Collection entries:
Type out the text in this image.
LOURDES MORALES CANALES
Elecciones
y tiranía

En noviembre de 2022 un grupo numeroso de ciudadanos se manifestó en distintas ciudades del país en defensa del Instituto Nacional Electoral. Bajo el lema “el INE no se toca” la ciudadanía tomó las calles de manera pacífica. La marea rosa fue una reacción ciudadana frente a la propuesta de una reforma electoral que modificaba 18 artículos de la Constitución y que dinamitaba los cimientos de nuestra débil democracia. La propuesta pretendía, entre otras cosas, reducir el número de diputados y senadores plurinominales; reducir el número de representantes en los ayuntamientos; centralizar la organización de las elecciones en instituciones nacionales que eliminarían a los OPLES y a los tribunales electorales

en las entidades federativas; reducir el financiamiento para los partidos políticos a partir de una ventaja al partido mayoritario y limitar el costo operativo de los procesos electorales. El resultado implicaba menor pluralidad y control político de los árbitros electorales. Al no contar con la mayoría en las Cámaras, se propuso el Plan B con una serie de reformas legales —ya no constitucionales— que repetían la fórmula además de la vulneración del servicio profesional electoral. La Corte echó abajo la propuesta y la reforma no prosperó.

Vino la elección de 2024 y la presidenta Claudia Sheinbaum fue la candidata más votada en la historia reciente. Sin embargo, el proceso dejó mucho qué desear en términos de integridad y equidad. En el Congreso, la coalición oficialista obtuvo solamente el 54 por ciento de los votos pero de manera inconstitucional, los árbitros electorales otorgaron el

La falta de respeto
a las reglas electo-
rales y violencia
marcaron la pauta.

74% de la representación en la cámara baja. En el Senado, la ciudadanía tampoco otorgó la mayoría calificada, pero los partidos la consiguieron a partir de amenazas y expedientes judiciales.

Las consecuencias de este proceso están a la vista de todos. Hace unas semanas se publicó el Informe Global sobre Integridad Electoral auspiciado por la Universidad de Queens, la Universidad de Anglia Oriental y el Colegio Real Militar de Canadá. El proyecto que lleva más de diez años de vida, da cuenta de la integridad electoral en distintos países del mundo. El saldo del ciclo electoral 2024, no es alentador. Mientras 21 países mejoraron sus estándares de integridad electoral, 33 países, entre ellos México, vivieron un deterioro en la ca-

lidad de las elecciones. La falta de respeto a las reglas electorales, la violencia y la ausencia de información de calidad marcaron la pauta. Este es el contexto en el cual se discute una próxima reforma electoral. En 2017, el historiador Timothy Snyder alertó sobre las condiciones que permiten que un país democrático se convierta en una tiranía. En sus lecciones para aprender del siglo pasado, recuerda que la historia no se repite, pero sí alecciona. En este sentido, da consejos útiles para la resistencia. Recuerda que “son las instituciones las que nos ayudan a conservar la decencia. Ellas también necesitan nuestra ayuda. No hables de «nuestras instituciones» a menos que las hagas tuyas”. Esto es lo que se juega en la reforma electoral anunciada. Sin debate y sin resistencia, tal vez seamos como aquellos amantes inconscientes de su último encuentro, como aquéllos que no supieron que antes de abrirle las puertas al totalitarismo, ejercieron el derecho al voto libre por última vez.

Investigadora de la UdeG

Set task: Repeat the data in its entirety, character for character.

Reply:
Type out the text in this image.
LOURDES MORALES CANALES
Elecciones
y tiranía

En noviembre de 2022 un grupo numeroso de ciudadanos se manifestó en distintas ciudades del país en defensa del Instituto Nacional Electoral. Bajo el lema “el INE no se toca” la ciudadanía tomó las calles de manera pacífica. La marea rosa fue una reacción ciudadana frente a la propuesta de una reforma electoral que modificaba 18 artículos de la Constitución y que dinamitaba los cimientos de nuestra débil democracia. La propuesta pretendía, entre otras cosas, reducir el número de diputados y senadores plurinominales; reducir el número de representantes en los ayuntamientos; centralizar la organización de las elecciones en instituciones nacionales que eliminarían a los OPLES y a los tribunales electorales

en las entidades federativas; reducir el financiamiento para los partidos políticos a partir de una ventaja al partido mayoritario y limitar el costo operativo de los procesos electorales. El resultado implicaba menor pluralidad y control político de los árbitros electorales. Al no contar con la mayoría en las Cámaras, se propuso el Plan B con una serie de reformas legales —ya no constitucionales— que repetían la fórmula además de la vulneración del servicio profesional electoral. La Corte echó abajo la propuesta y la reforma no prosperó.

Vino la elección de 2024 y la presidenta Claudia Sheinbaum fue la candidata más votada en la historia reciente. Sin embargo, el proceso dejó mucho qué desear en términos de integridad y equidad. En el Congreso, la coalición oficialista obtuvo solamente el 54 por ciento de los votos pero de manera inconstitucional, los árbitros electorales otorgaron el

La falta de respeto
a las reglas electo-
rales y violencia
marcaron la pauta.

74% de la representación en la cámara baja. En el Senado, la ciudadanía tampoco otorgó la mayoría calificada, pero los partidos la consiguieron a partir de amenazas y expedientes judiciales.

Las consecuencias de este proceso están a la vista de todos. Hace unas semanas se publicó el Informe Global sobre Integridad Electoral auspiciado por la Universidad de Queens, la Universidad de Anglia Oriental y el Colegio Real Militar de Canadá. El proyecto que lleva más de diez años de vida, da cuenta de la integridad electoral en distintos países del mundo. El saldo del ciclo electoral 2024, no es alentador. Mientras 21 países mejoraron sus estándares de integridad electoral, 33 países, entre ellos México, vivieron un deterioro en la ca-

lidad de las elecciones. La falta de respeto a las reglas electorales, la violencia y la ausencia de información de calidad marcaron la pauta. Este es el contexto en el cual se discute una próxima reforma electoral. En 2017, el historiador Timothy Snyder alertó sobre las condiciones que permiten que un país democrático se convierta en una tiranía. En sus lecciones para aprender del siglo pasado, recuerda que la historia no se repite, pero sí alecciona. En este sentido, da consejos útiles para la resistencia. Recuerda que “son las instituciones las que nos ayudan a conservar la decencia. Ellas también necesitan nuestra ayuda. No hables de «nuestras instituciones» a menos que las hagas tuyas”. Esto es lo que se juega en la reforma electoral anunciada. Sin debate y sin resistencia, tal vez seamos como aquellos amantes inconscientes de su último encuentro, como aquéllos que no supieron que antes de abrirle las puertas al totalitarismo, ejercieron el derecho al voto libre por última vez.

Investigadora de la UdeG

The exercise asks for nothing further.